[Records supplied]:

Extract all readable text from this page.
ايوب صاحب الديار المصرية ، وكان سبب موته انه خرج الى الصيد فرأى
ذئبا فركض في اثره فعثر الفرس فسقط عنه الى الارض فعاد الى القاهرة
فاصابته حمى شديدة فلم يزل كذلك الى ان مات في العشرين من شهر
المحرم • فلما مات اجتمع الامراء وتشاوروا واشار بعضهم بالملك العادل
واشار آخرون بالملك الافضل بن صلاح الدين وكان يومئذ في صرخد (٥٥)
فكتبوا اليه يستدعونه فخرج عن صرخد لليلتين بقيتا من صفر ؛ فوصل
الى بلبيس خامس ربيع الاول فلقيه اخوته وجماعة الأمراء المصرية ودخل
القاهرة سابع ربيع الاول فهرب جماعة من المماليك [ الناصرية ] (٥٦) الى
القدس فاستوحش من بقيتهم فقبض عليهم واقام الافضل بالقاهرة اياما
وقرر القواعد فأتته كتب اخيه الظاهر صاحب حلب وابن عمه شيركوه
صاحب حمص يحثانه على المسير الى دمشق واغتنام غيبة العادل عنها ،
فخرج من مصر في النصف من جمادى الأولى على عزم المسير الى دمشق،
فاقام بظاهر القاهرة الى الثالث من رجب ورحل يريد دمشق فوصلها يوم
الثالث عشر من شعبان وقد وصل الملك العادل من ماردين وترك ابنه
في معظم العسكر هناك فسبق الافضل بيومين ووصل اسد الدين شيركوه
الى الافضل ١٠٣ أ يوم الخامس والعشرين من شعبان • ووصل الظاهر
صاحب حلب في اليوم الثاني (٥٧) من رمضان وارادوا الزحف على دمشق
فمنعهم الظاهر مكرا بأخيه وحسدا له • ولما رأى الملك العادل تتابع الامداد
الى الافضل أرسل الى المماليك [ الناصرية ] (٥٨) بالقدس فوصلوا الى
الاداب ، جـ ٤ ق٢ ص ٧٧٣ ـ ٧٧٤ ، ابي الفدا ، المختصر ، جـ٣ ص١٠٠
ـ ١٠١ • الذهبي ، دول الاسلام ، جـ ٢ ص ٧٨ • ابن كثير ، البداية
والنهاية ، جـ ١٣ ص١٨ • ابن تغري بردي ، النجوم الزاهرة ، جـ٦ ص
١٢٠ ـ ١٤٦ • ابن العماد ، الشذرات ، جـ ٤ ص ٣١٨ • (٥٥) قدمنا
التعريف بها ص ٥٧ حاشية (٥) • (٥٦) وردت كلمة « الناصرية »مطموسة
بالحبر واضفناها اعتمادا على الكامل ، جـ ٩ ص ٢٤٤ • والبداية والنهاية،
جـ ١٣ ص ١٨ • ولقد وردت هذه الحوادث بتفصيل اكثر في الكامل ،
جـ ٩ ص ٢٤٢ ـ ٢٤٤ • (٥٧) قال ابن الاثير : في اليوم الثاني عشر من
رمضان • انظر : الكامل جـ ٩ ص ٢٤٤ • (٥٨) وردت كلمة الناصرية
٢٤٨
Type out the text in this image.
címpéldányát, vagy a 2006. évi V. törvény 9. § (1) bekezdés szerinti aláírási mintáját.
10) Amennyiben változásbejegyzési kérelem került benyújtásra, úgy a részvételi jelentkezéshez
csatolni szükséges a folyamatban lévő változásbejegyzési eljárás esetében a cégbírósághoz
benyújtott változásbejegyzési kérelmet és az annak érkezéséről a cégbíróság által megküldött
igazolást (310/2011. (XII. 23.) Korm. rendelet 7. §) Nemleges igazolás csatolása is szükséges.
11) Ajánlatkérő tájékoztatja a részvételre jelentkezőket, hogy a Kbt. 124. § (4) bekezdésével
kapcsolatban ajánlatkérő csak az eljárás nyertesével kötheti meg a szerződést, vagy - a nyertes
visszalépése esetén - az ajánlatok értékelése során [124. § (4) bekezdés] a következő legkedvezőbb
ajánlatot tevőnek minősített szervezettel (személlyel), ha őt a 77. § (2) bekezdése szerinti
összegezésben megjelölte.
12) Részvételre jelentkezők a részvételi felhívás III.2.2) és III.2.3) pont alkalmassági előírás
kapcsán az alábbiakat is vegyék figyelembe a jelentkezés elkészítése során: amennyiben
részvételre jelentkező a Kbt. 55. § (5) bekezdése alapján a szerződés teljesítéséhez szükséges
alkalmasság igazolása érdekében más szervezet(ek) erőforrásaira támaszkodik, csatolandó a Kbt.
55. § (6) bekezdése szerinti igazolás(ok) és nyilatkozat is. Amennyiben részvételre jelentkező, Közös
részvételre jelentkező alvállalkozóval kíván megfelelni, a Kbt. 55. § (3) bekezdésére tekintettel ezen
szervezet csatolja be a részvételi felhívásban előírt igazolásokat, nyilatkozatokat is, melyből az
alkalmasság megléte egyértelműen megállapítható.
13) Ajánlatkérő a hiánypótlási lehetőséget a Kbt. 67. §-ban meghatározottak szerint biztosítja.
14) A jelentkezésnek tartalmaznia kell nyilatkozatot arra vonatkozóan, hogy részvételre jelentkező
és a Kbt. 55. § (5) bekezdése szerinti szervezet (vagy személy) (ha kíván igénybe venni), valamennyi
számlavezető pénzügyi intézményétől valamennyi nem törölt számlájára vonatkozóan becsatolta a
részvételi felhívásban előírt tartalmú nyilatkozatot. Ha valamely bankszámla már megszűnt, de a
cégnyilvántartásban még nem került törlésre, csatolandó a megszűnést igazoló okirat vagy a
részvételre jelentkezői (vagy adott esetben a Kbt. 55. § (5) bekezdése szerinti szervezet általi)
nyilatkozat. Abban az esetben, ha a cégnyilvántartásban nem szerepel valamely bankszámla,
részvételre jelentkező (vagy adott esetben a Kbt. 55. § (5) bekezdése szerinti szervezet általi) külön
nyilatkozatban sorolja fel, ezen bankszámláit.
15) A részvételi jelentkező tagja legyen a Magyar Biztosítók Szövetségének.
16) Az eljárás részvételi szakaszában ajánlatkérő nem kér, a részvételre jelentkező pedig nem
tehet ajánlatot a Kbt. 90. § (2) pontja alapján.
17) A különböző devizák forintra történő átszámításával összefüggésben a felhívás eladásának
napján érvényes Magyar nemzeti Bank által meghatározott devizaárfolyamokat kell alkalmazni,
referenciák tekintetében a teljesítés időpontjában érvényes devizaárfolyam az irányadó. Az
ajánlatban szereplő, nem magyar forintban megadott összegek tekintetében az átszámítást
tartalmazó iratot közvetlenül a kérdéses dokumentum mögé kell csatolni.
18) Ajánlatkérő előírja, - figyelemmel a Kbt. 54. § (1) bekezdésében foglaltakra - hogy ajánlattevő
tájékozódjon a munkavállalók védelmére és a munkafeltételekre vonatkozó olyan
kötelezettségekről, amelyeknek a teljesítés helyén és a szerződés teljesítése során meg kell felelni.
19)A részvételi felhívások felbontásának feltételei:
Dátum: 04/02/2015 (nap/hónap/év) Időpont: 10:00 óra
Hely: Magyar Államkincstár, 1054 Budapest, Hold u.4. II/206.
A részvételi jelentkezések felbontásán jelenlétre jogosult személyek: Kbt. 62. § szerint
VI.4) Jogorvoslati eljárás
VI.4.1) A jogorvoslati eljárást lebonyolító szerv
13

[Stated problem]: Reproduce the material precisely, including every line.

[The answer]:
Extract all readable text from this page.
ايوب صاحب الديار المصرية ، وكان سبب موته انه خرج الى الصيد فرأى
ذئبا فركض في اثره فعثر الفرس فسقط عنه الى الارض فعاد الى القاهرة
فاصابته حمى شديدة فلم يزل كذلك الى ان مات في العشرين من شهر
المحرم • فلما مات اجتمع الامراء وتشاوروا واشار بعضهم بالملك العادل
واشار آخرون بالملك الافضل بن صلاح الدين وكان يومئذ في صرخد (٥٥)
فكتبوا اليه يستدعونه فخرج عن صرخد لليلتين بقيتا من صفر ؛ فوصل
الى بلبيس خامس ربيع الاول فلقيه اخوته وجماعة الأمراء المصرية ودخل
القاهرة سابع ربيع الاول فهرب جماعة من المماليك [ الناصرية ] (٥٦) الى
القدس فاستوحش من بقيتهم فقبض عليهم واقام الافضل بالقاهرة اياما
وقرر القواعد فأتته كتب اخيه الظاهر صاحب حلب وابن عمه شيركوه
صاحب حمص يحثانه على المسير الى دمشق واغتنام غيبة العادل عنها ،
فخرج من مصر في النصف من جمادى الأولى على عزم المسير الى دمشق،
فاقام بظاهر القاهرة الى الثالث من رجب ورحل يريد دمشق فوصلها يوم
الثالث عشر من شعبان وقد وصل الملك العادل من ماردين وترك ابنه
في معظم العسكر هناك فسبق الافضل بيومين ووصل اسد الدين شيركوه
الى الافضل ١٠٣ أ يوم الخامس والعشرين من شعبان • ووصل الظاهر
صاحب حلب في اليوم الثاني (٥٧) من رمضان وارادوا الزحف على دمشق
فمنعهم الظاهر مكرا بأخيه وحسدا له • ولما رأى الملك العادل تتابع الامداد
الى الافضل أرسل الى المماليك [ الناصرية ] (٥٨) بالقدس فوصلوا الى
الاداب ، جـ ٤ ق٢ ص ٧٧٣ ـ ٧٧٤ ، ابي الفدا ، المختصر ، جـ٣ ص١٠٠
ـ ١٠١ • الذهبي ، دول الاسلام ، جـ ٢ ص ٧٨ • ابن كثير ، البداية
والنهاية ، جـ ١٣ ص١٨ • ابن تغري بردي ، النجوم الزاهرة ، جـ٦ ص
١٢٠ ـ ١٤٦ • ابن العماد ، الشذرات ، جـ ٤ ص ٣١٨ • (٥٥) قدمنا
التعريف بها ص ٥٧ حاشية (٥) • (٥٦) وردت كلمة « الناصرية »مطموسة
بالحبر واضفناها اعتمادا على الكامل ، جـ ٩ ص ٢٤٤ • والبداية والنهاية،
جـ ١٣ ص ١٨ • ولقد وردت هذه الحوادث بتفصيل اكثر في الكامل ،
جـ ٩ ص ٢٤٢ ـ ٢٤٤ • (٥٧) قال ابن الاثير : في اليوم الثاني عشر من
رمضان • انظر : الكامل جـ ٩ ص ٢٤٤ • (٥٨) وردت كلمة الناصرية
٢٤٨
Type out the text in this image.
címpéldányát, vagy a 2006. évi V. törvény 9. § (1) bekezdés szerinti aláírási mintáját.
10) Amennyiben változásbejegyzési kérelem került benyújtásra, úgy a részvételi jelentkezéshez
csatolni szükséges a folyamatban lévő változásbejegyzési eljárás esetében a cégbírósághoz
benyújtott változásbejegyzési kérelmet és az annak érkezéséről a cégbíróság által megküldött
igazolást (310/2011. (XII. 23.) Korm. rendelet 7. §) Nemleges igazolás csatolása is szükséges.
11) Ajánlatkérő tájékoztatja a részvételre jelentkezőket, hogy a Kbt. 124. § (4) bekezdésével
kapcsolatban ajánlatkérő csak az eljárás nyertesével kötheti meg a szerződést, vagy - a nyertes
visszalépése esetén - az ajánlatok értékelése során [124. § (4) bekezdés] a következő legkedvezőbb
ajánlatot tevőnek minősített szervezettel (személlyel), ha őt a 77. § (2) bekezdése szerinti
összegezésben megjelölte.
12) Részvételre jelentkezők a részvételi felhívás III.2.2) és III.2.3) pont alkalmassági előírás
kapcsán az alábbiakat is vegyék figyelembe a jelentkezés elkészítése során: amennyiben
részvételre jelentkező a Kbt. 55. § (5) bekezdése alapján a szerződés teljesítéséhez szükséges
alkalmasság igazolása érdekében más szervezet(ek) erőforrásaira támaszkodik, csatolandó a Kbt.
55. § (6) bekezdése szerinti igazolás(ok) és nyilatkozat is. Amennyiben részvételre jelentkező, Közös
részvételre jelentkező alvállalkozóval kíván megfelelni, a Kbt. 55. § (3) bekezdésére tekintettel ezen
szervezet csatolja be a részvételi felhívásban előírt igazolásokat, nyilatkozatokat is, melyből az
alkalmasság megléte egyértelműen megállapítható.
13) Ajánlatkérő a hiánypótlási lehetőséget a Kbt. 67. §-ban meghatározottak szerint biztosítja.
14) A jelentkezésnek tartalmaznia kell nyilatkozatot arra vonatkozóan, hogy részvételre jelentkező
és a Kbt. 55. § (5) bekezdése szerinti szervezet (vagy személy) (ha kíván igénybe venni), valamennyi
számlavezető pénzügyi intézményétől valamennyi nem törölt számlájára vonatkozóan becsatolta a
részvételi felhívásban előírt tartalmú nyilatkozatot. Ha valamely bankszámla már megszűnt, de a
cégnyilvántartásban még nem került törlésre, csatolandó a megszűnést igazoló okirat vagy a
részvételre jelentkezői (vagy adott esetben a Kbt. 55. § (5) bekezdése szerinti szervezet általi)
nyilatkozat. Abban az esetben, ha a cégnyilvántartásban nem szerepel valamely bankszámla,
részvételre jelentkező (vagy adott esetben a Kbt. 55. § (5) bekezdése szerinti szervezet általi) külön
nyilatkozatban sorolja fel, ezen bankszámláit.
15) A részvételi jelentkező tagja legyen a Magyar Biztosítók Szövetségének.
16) Az eljárás részvételi szakaszában ajánlatkérő nem kér, a részvételre jelentkező pedig nem
tehet ajánlatot a Kbt. 90. § (2) pontja alapján.
17) A különböző devizák forintra történő átszámításával összefüggésben a felhívás eladásának
napján érvényes Magyar nemzeti Bank által meghatározott devizaárfolyamokat kell alkalmazni,
referenciák tekintetében a teljesítés időpontjában érvényes devizaárfolyam az irányadó. Az
ajánlatban szereplő, nem magyar forintban megadott összegek tekintetében az átszámítást
tartalmazó iratot közvetlenül a kérdéses dokumentum mögé kell csatolni.
18) Ajánlatkérő előírja, - figyelemmel a Kbt. 54. § (1) bekezdésében foglaltakra - hogy ajánlattevő
tájékozódjon a munkavállalók védelmére és a munkafeltételekre vonatkozó olyan
kötelezettségekről, amelyeknek a teljesítés helyén és a szerződés teljesítése során meg kell felelni.
19)A részvételi felhívások felbontásának feltételei:
Dátum: 04/02/2015 (nap/hónap/év) Időpont: 10:00 óra
Hely: Magyar Államkincstár, 1054 Budapest, Hold u.4. II/206.
A részvételi jelentkezések felbontásán jelenlétre jogosult személyek: Kbt. 62. § szerint
VI.4) Jogorvoslati eljárás
VI.4.1) A jogorvoslati eljárást lebonyolító szerv
13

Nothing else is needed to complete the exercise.